REQUEST:
Without including any pictures, write out the listing below exactly.

MATERIAL TO PROCESS:
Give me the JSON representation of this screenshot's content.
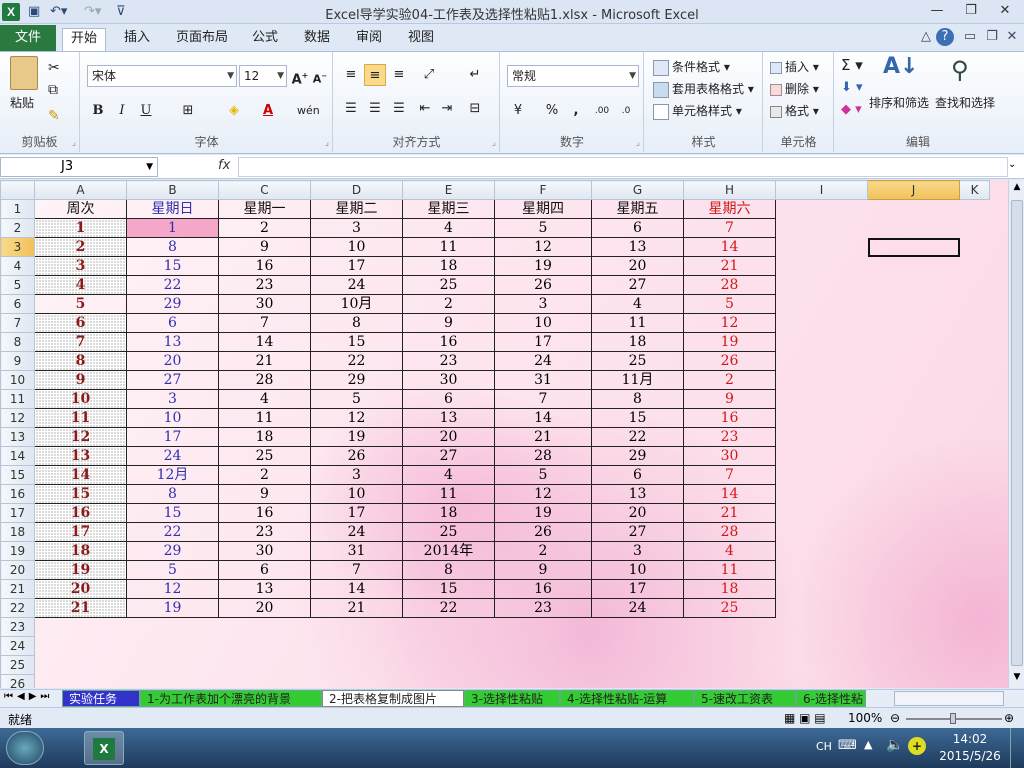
{
  "app": {
    "title": "Excel导学实验04-工作表及选择性粘贴1.xlsx - Microsoft Excel",
    "file_tab": "文件",
    "tabs": [
      "开始",
      "插入",
      "页面布局",
      "公式",
      "数据",
      "审阅",
      "视图"
    ]
  },
  "ribbon": {
    "clipboard": {
      "paste": "粘贴",
      "label": "剪贴板"
    },
    "font": {
      "name": "宋体",
      "size": "12",
      "label": "字体"
    },
    "alignment": {
      "label": "对齐方式"
    },
    "number": {
      "format": "常规",
      "label": "数字"
    },
    "styles": {
      "conditional": "条件格式",
      "table": "套用表格格式",
      "cell": "单元格样式",
      "label": "样式"
    },
    "cells": {
      "insert": "插入",
      "delete": "删除",
      "format": "格式",
      "label": "单元格"
    },
    "editing": {
      "sort": "排序和筛选",
      "find": "查找和选择",
      "label": "编辑"
    }
  },
  "formula_bar": {
    "name_box": "J3",
    "fx": "fx",
    "formula": ""
  },
  "sheet": {
    "columns": [
      "A",
      "B",
      "C",
      "D",
      "E",
      "F",
      "G",
      "H",
      "I",
      "J"
    ],
    "selected_col": "J",
    "selected_row": "3",
    "row_numbers": [
      "1",
      "2",
      "3",
      "4",
      "5",
      "6",
      "7",
      "8",
      "9",
      "10",
      "11",
      "12",
      "13",
      "14",
      "15",
      "16",
      "17",
      "18",
      "19",
      "20",
      "21",
      "22",
      "23",
      "24",
      "25",
      "26"
    ],
    "rows": [
      [
        "周次",
        "星期日",
        "星期一",
        "星期二",
        "星期三",
        "星期四",
        "星期五",
        "星期六"
      ],
      [
        "1",
        "1",
        "2",
        "3",
        "4",
        "5",
        "6",
        "7"
      ],
      [
        "2",
        "8",
        "9",
        "10",
        "11",
        "12",
        "13",
        "14"
      ],
      [
        "3",
        "15",
        "16",
        "17",
        "18",
        "19",
        "20",
        "21"
      ],
      [
        "4",
        "22",
        "23",
        "24",
        "25",
        "26",
        "27",
        "28"
      ],
      [
        "5",
        "29",
        "30",
        "10月",
        "2",
        "3",
        "4",
        "5"
      ],
      [
        "6",
        "6",
        "7",
        "8",
        "9",
        "10",
        "11",
        "12"
      ],
      [
        "7",
        "13",
        "14",
        "15",
        "16",
        "17",
        "18",
        "19"
      ],
      [
        "8",
        "20",
        "21",
        "22",
        "23",
        "24",
        "25",
        "26"
      ],
      [
        "9",
        "27",
        "28",
        "29",
        "30",
        "31",
        "11月",
        "2"
      ],
      [
        "10",
        "3",
        "4",
        "5",
        "6",
        "7",
        "8",
        "9"
      ],
      [
        "11",
        "10",
        "11",
        "12",
        "13",
        "14",
        "15",
        "16"
      ],
      [
        "12",
        "17",
        "18",
        "19",
        "20",
        "21",
        "22",
        "23"
      ],
      [
        "13",
        "24",
        "25",
        "26",
        "27",
        "28",
        "29",
        "30"
      ],
      [
        "14",
        "12月",
        "2",
        "3",
        "4",
        "5",
        "6",
        "7"
      ],
      [
        "15",
        "8",
        "9",
        "10",
        "11",
        "12",
        "13",
        "14"
      ],
      [
        "16",
        "15",
        "16",
        "17",
        "18",
        "19",
        "20",
        "21"
      ],
      [
        "17",
        "22",
        "23",
        "24",
        "25",
        "26",
        "27",
        "28"
      ],
      [
        "18",
        "29",
        "30",
        "31",
        "2014年",
        "2",
        "3",
        "4"
      ],
      [
        "19",
        "5",
        "6",
        "7",
        "8",
        "9",
        "10",
        "11"
      ],
      [
        "20",
        "12",
        "13",
        "14",
        "15",
        "16",
        "17",
        "18"
      ],
      [
        "21",
        "19",
        "20",
        "21",
        "22",
        "23",
        "24",
        "25"
      ]
    ]
  },
  "sheet_tabs": [
    {
      "label": "实验任务",
      "color": "#3333cc"
    },
    {
      "label": "1-为工作表加个漂亮的背景",
      "color": "#33cc33"
    },
    {
      "label": "2-把表格复制成图片",
      "color": "#ffffff",
      "active": true
    },
    {
      "label": "3-选择性粘贴",
      "color": "#33cc33"
    },
    {
      "label": "4-选择性粘贴-运算",
      "color": "#33cc33"
    },
    {
      "label": "5-速改工资表",
      "color": "#33cc33"
    },
    {
      "label": "6-选择性粘",
      "color": "#33cc33"
    }
  ],
  "status": {
    "mode": "就绪",
    "zoom": "100%"
  },
  "taskbar": {
    "lang": "CH",
    "time": "14:02",
    "date": "2015/5/26"
  }
}
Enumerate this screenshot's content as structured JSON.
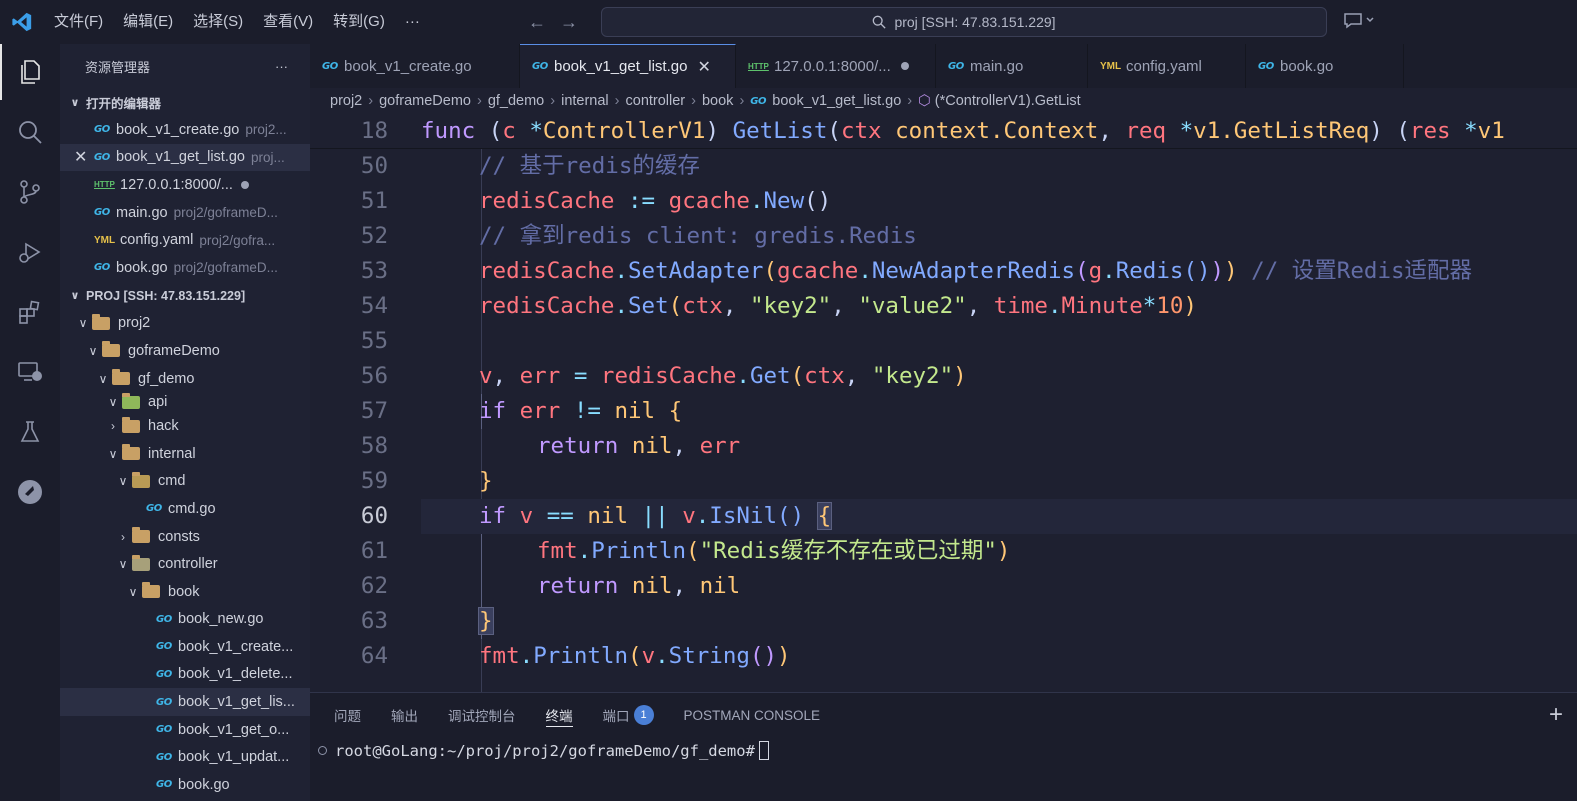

TASK OUTPUT:
Give me the JSON representation of this screenshot's content.
{
  "app": {
    "title": "Excel导学实验04-工作表及选择性粘贴1.xlsx - Microsoft Excel",
    "file_tab": "文件",
    "tabs": [
      "开始",
      "插入",
      "页面布局",
      "公式",
      "数据",
      "审阅",
      "视图"
    ]
  },
  "ribbon": {
    "clipboard": {
      "paste": "粘贴",
      "label": "剪贴板"
    },
    "font": {
      "name": "宋体",
      "size": "12",
      "label": "字体"
    },
    "alignment": {
      "label": "对齐方式"
    },
    "number": {
      "format": "常规",
      "label": "数字"
    },
    "styles": {
      "conditional": "条件格式",
      "table": "套用表格格式",
      "cell": "单元格样式",
      "label": "样式"
    },
    "cells": {
      "insert": "插入",
      "delete": "删除",
      "format": "格式",
      "label": "单元格"
    },
    "editing": {
      "sort": "排序和筛选",
      "find": "查找和选择",
      "label": "编辑"
    }
  },
  "formula_bar": {
    "name_box": "J3",
    "fx": "fx",
    "formula": ""
  },
  "sheet": {
    "columns": [
      "A",
      "B",
      "C",
      "D",
      "E",
      "F",
      "G",
      "H",
      "I",
      "J"
    ],
    "selected_col": "J",
    "selected_row": "3",
    "row_numbers": [
      "1",
      "2",
      "3",
      "4",
      "5",
      "6",
      "7",
      "8",
      "9",
      "10",
      "11",
      "12",
      "13",
      "14",
      "15",
      "16",
      "17",
      "18",
      "19",
      "20",
      "21",
      "22",
      "23",
      "24",
      "25",
      "26"
    ],
    "rows": [
      [
        "周次",
        "星期日",
        "星期一",
        "星期二",
        "星期三",
        "星期四",
        "星期五",
        "星期六"
      ],
      [
        "1",
        "1",
        "2",
        "3",
        "4",
        "5",
        "6",
        "7"
      ],
      [
        "2",
        "8",
        "9",
        "10",
        "11",
        "12",
        "13",
        "14"
      ],
      [
        "3",
        "15",
        "16",
        "17",
        "18",
        "19",
        "20",
        "21"
      ],
      [
        "4",
        "22",
        "23",
        "24",
        "25",
        "26",
        "27",
        "28"
      ],
      [
        "5",
        "29",
        "30",
        "10月",
        "2",
        "3",
        "4",
        "5"
      ],
      [
        "6",
        "6",
        "7",
        "8",
        "9",
        "10",
        "11",
        "12"
      ],
      [
        "7",
        "13",
        "14",
        "15",
        "16",
        "17",
        "18",
        "19"
      ],
      [
        "8",
        "20",
        "21",
        "22",
        "23",
        "24",
        "25",
        "26"
      ],
      [
        "9",
        "27",
        "28",
        "29",
        "30",
        "31",
        "11月",
        "2"
      ],
      [
        "10",
        "3",
        "4",
        "5",
        "6",
        "7",
        "8",
        "9"
      ],
      [
        "11",
        "10",
        "11",
        "12",
        "13",
        "14",
        "15",
        "16"
      ],
      [
        "12",
        "17",
        "18",
        "19",
        "20",
        "21",
        "22",
        "23"
      ],
      [
        "13",
        "24",
        "25",
        "26",
        "27",
        "28",
        "29",
        "30"
      ],
      [
        "14",
        "12月",
        "2",
        "3",
        "4",
        "5",
        "6",
        "7"
      ],
      [
        "15",
        "8",
        "9",
        "10",
        "11",
        "12",
        "13",
        "14"
      ],
      [
        "16",
        "15",
        "16",
        "17",
        "18",
        "19",
        "20",
        "21"
      ],
      [
        "17",
        "22",
        "23",
        "24",
        "25",
        "26",
        "27",
        "28"
      ],
      [
        "18",
        "29",
        "30",
        "31",
        "2014年",
        "2",
        "3",
        "4"
      ],
      [
        "19",
        "5",
        "6",
        "7",
        "8",
        "9",
        "10",
        "11"
      ],
      [
        "20",
        "12",
        "13",
        "14",
        "15",
        "16",
        "17",
        "18"
      ],
      [
        "21",
        "19",
        "20",
        "21",
        "22",
        "23",
        "24",
        "25"
      ]
    ]
  },
  "sheet_tabs": [
    {
      "label": "实验任务",
      "color": "#3333cc"
    },
    {
      "label": "1-为工作表加个漂亮的背景",
      "color": "#33cc33"
    },
    {
      "label": "2-把表格复制成图片",
      "color": "#ffffff",
      "active": true
    },
    {
      "label": "3-选择性粘贴",
      "color": "#33cc33"
    },
    {
      "label": "4-选择性粘贴-运算",
      "color": "#33cc33"
    },
    {
      "label": "5-速改工资表",
      "color": "#33cc33"
    },
    {
      "label": "6-选择性粘",
      "color": "#33cc33"
    }
  ],
  "status": {
    "mode": "就绪",
    "zoom": "100%"
  },
  "taskbar": {
    "lang": "CH",
    "time": "14:02",
    "date": "2015/5/26"
  }
}
Enumerate this screenshot's content as structured JSON.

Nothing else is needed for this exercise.